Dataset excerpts
○ ○ ○ ○ ○ ○ ○
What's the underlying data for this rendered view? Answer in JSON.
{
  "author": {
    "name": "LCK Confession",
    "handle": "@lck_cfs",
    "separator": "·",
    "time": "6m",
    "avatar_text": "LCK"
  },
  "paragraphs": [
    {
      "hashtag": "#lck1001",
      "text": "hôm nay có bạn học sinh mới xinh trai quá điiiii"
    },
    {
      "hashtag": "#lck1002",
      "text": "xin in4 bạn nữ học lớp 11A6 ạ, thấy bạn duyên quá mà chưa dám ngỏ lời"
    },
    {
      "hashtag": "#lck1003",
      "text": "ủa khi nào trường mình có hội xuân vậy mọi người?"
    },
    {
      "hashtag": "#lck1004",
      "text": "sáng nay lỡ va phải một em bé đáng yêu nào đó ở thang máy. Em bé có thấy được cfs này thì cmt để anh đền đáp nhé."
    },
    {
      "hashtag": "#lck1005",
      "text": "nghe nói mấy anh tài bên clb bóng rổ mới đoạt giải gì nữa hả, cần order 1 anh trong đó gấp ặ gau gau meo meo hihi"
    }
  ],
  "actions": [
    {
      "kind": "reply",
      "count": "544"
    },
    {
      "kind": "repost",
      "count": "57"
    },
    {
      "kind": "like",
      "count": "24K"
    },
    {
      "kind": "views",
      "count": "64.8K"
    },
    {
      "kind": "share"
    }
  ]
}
○ ○ ○ ○ ○ ○ ○
→ WRITTEN PROBLEM
Write the whole listing out again. Keep every line exactly as it is.

→ RESULT
What's the underlying data for this rendered view? Answer in JSON.
{
  "author": {
    "name": "LCK Confession",
    "handle": "@lck_cfs",
    "separator": "·",
    "time": "6m",
    "avatar_text": "LCK"
  },
  "paragraphs": [
    {
      "hashtag": "#lck1001",
      "text": "hôm nay có bạn học sinh mới xinh trai quá điiiii"
    },
    {
      "hashtag": "#lck1002",
      "text": "xin in4 bạn nữ học lớp 11A6 ạ, thấy bạn duyên quá mà chưa dám ngỏ lời"
    },
    {
      "hashtag": "#lck1003",
      "text": "ủa khi nào trường mình có hội xuân vậy mọi người?"
    },
    {
      "hashtag": "#lck1004",
      "text": "sáng nay lỡ va phải một em bé đáng yêu nào đó ở thang máy. Em bé có thấy được cfs này thì cmt để anh đền đáp nhé."
    },
    {
      "hashtag": "#lck1005",
      "text": "nghe nói mấy anh tài bên clb bóng rổ mới đoạt giải gì nữa hả, cần order 1 anh trong đó gấp ặ gau gau meo meo hihi"
    }
  ],
  "actions": [
    {
      "kind": "reply",
      "count": "544"
    },
    {
      "kind": "repost",
      "count": "57"
    },
    {
      "kind": "like",
      "count": "24K"
    },
    {
      "kind": "views",
      "count": "64.8K"
    },
    {
      "kind": "share"
    }
  ]
}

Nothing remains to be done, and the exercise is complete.